**Exercise objective:**
Where a line in the listing below contains the word "Steel", copy that line.

**Information supplied:**
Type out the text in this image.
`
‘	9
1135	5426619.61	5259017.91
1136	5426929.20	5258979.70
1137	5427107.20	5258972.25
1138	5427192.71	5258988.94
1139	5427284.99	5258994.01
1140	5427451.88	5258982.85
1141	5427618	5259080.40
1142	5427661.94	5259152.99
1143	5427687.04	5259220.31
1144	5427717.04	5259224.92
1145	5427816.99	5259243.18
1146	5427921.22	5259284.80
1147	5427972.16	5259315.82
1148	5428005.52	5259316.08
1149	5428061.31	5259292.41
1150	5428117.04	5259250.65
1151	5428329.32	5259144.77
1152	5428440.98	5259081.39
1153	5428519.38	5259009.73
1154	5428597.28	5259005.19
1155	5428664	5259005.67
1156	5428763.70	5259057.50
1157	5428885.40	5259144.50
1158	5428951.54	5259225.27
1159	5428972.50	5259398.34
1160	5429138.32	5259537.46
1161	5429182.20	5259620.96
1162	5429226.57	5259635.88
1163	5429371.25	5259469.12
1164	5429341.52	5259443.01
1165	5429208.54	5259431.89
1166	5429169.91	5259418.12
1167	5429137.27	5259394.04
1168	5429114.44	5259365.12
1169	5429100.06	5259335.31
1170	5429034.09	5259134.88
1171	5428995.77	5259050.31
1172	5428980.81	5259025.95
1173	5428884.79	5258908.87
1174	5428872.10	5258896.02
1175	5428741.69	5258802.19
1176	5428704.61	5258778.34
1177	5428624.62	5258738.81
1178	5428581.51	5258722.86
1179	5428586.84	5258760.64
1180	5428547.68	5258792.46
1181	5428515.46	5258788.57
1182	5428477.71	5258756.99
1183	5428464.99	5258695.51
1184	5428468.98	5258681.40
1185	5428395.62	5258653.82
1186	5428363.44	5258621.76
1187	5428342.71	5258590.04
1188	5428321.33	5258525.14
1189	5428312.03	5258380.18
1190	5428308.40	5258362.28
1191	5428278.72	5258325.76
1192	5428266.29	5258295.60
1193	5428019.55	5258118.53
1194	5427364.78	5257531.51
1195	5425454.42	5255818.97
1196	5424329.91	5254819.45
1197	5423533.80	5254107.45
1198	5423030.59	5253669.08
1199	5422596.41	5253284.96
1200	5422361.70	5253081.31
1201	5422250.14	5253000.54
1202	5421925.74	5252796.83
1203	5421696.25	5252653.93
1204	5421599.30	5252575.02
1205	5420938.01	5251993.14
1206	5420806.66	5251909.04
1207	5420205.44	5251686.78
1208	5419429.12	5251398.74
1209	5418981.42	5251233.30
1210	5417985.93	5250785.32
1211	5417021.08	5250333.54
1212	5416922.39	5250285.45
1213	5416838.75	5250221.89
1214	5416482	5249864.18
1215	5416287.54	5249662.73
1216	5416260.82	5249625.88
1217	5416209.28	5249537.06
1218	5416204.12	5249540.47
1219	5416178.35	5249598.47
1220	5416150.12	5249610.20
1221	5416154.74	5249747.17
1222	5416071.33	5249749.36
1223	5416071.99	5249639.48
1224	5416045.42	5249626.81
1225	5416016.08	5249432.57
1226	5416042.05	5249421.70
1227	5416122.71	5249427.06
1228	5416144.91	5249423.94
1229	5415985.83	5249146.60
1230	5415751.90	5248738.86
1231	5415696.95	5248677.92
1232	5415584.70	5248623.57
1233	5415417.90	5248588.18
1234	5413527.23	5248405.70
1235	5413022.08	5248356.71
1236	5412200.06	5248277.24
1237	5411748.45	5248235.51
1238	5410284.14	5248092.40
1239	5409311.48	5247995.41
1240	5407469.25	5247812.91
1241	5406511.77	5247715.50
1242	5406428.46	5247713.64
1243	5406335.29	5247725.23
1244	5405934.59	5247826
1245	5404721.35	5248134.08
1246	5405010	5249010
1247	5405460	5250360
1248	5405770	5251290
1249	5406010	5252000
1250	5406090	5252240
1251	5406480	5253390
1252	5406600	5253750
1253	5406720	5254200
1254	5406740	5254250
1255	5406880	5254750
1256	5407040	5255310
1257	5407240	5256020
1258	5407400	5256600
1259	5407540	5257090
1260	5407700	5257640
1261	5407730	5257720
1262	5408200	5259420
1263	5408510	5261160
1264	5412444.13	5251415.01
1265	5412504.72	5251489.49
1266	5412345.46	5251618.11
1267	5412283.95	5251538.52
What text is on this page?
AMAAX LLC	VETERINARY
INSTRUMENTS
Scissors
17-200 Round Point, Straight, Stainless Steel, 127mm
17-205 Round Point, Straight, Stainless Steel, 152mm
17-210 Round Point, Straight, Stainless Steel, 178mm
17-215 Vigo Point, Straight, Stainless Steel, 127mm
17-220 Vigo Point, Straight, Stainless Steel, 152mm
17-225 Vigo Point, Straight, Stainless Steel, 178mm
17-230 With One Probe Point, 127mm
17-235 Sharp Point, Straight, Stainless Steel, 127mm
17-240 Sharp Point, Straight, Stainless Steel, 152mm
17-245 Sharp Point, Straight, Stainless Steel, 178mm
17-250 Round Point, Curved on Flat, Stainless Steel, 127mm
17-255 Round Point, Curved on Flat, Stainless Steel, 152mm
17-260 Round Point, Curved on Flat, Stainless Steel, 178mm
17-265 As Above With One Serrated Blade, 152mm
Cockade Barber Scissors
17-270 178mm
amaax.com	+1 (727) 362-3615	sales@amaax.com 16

**Final answer:**
17-200 Round Point, Straight, Stainless Steel, 127mm
17-205 Round Point, Straight, Stainless Steel, 152mm
17-210 Round Point, Straight, Stainless Steel, 178mm
17-215 Vigo Point, Straight, Stainless Steel, 127mm
17-220 Vigo Point, Straight, Stainless Steel, 152mm
17-225 Vigo Point, Straight, Stainless Steel, 178mm
17-235 Sharp Point, Straight, Stainless Steel, 127mm
17-240 Sharp Point, Straight, Stainless Steel, 152mm
17-245 Sharp Point, Straight, Stainless Steel, 178mm
17-250 Round Point, Curved on Flat, Stainless Steel, 127mm
17-255 Round Point, Curved on Flat, Stainless Steel, 152mm
17-260 Round Point, Curved on Flat, Stainless Steel, 178mm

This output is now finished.